Directions
Each line in the entries below that holds the string "value" is to be listed.

[Source records]

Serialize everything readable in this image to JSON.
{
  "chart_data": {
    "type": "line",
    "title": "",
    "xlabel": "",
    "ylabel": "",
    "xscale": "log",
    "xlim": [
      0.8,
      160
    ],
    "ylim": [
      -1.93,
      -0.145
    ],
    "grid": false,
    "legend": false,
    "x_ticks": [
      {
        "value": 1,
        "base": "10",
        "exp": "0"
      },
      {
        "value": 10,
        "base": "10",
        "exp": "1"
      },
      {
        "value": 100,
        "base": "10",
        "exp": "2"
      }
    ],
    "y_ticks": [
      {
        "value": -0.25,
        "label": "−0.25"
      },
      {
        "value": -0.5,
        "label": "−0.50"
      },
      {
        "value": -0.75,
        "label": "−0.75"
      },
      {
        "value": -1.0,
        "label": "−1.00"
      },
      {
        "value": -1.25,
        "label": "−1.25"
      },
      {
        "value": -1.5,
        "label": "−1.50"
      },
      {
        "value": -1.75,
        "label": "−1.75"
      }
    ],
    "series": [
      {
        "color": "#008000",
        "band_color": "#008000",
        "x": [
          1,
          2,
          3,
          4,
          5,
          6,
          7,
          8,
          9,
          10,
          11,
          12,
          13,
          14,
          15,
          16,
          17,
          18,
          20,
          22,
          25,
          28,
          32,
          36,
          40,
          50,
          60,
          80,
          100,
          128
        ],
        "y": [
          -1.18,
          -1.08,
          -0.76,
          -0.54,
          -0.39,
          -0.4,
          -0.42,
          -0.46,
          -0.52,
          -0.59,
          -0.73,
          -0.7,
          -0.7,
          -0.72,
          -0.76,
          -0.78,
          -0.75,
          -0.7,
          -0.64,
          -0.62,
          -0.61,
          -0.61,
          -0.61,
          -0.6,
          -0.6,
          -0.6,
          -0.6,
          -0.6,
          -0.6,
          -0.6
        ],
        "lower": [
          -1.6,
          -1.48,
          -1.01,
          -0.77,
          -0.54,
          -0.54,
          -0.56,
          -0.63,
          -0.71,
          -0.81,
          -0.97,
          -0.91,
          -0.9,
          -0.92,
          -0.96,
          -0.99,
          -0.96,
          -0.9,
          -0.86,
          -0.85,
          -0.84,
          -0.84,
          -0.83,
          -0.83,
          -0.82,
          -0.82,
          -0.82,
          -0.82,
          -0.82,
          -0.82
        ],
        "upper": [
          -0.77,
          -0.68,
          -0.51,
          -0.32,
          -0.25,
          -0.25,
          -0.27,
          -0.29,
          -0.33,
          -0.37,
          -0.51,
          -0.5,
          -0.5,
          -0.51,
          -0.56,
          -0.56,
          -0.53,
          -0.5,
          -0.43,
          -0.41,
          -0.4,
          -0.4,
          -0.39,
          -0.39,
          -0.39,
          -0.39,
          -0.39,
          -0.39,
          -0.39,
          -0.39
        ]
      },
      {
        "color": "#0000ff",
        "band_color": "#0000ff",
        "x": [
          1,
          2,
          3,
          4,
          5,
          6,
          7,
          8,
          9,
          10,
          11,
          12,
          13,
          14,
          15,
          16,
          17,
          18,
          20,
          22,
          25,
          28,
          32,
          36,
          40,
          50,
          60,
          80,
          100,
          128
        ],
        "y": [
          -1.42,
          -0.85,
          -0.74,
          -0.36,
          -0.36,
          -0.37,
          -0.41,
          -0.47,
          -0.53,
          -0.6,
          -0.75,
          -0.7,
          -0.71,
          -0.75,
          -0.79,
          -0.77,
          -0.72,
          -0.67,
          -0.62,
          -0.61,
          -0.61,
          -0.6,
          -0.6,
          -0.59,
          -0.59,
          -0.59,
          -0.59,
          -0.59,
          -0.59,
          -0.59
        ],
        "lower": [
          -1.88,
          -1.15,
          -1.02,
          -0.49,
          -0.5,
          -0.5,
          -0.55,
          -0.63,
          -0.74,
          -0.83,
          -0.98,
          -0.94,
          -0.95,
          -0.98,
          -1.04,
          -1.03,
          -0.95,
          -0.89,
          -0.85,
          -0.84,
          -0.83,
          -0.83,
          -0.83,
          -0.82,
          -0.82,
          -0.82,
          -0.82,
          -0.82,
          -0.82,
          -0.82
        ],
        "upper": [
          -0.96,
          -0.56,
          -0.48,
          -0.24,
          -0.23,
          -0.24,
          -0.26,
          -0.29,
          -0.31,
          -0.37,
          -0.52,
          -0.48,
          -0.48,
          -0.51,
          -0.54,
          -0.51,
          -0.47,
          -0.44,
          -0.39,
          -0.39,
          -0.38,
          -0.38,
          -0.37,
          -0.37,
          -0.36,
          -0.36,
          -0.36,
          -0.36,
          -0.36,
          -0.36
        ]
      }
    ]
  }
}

Task answer
        "value": 1,
        "value": 10,
        "value": 100,
        "value": -0.25,
        "value": -0.5,
        "value": -0.75,
        "value": -1.0,
        "value": -1.25,
        "value": -1.5,
        "value": -1.75,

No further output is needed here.